Exercise directions ▸ Reproduce the portion of the Ushuaia travel post between "Part 25 Ushuaia,Tierra" and "a good idea.", inclusive.

Supplied passage ▸
· · · · · · ·
Sunday, 21 January 2018

Part 25 Ushuaia,Tierra Del Fuego and the "End of the World", early Jan 18

One thing we have learned so far is to be flexible. An hour north of Buenos Aires, headed for Uruguay, we reversed course and head south toward Ushuaia. It was 10 o’clock on an early summer morning and the temperature was already 38 degrees. Riding away from rather than toward the equator suddenly seemed like a good idea.

This decision instantly recharged our levels of excitement. Ushuaia, “El Fin Del Mundo” was a special destination. The port city lies at the end of the road in Tierra del Fuego (Land of Fire). One must cross the Straight of Magellan to the island of Tierra del Fuego then ride south to 55 degrees latitude to find it. Antarctica is just a thousand kilometers further south.

A "finca" (farm) in Rio Negro Province


We stopped in tiny Cachari’s “Camping Municipal”, the first of many free campsites we would use on our journey southward. We had thousands of kilometers to cover and fuel is expensive. Finding free accommodations would help us stay on budget while moving.
· · · · · · ·
Source material ▸
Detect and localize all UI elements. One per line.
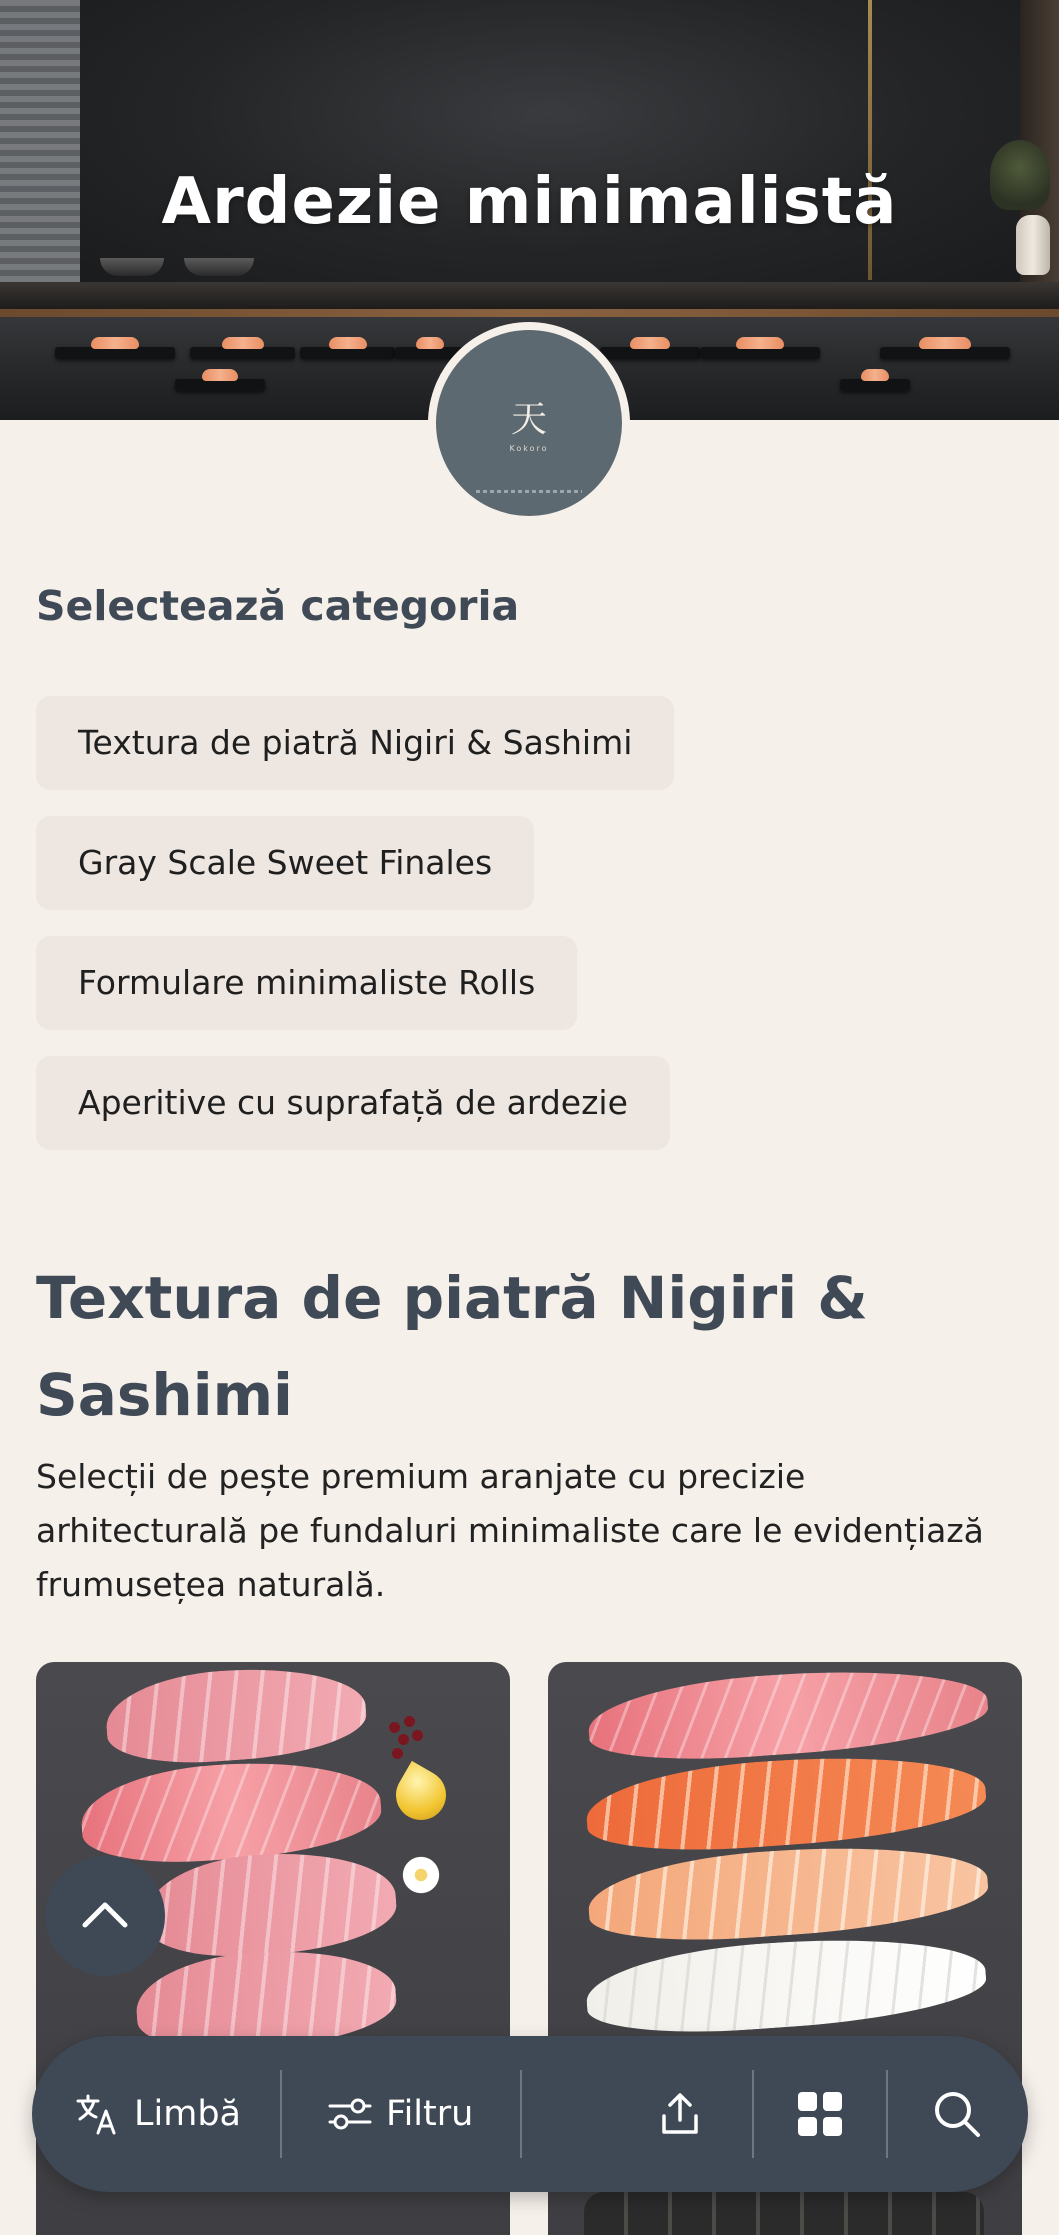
· · · · · · ·
Problem solution ▸
Part 25 Ushuaia,Tierra Del Fuego and the "End of the World", early Jan 18

One thing we have learned so far is to be flexible. An hour north of Buenos Aires, headed for Uruguay, we reversed course and head south toward Ushuaia. It was 10 o’clock on an early summer morning and the temperature was already 38 degrees. Riding away from rather than toward the equator suddenly seemed like a good idea.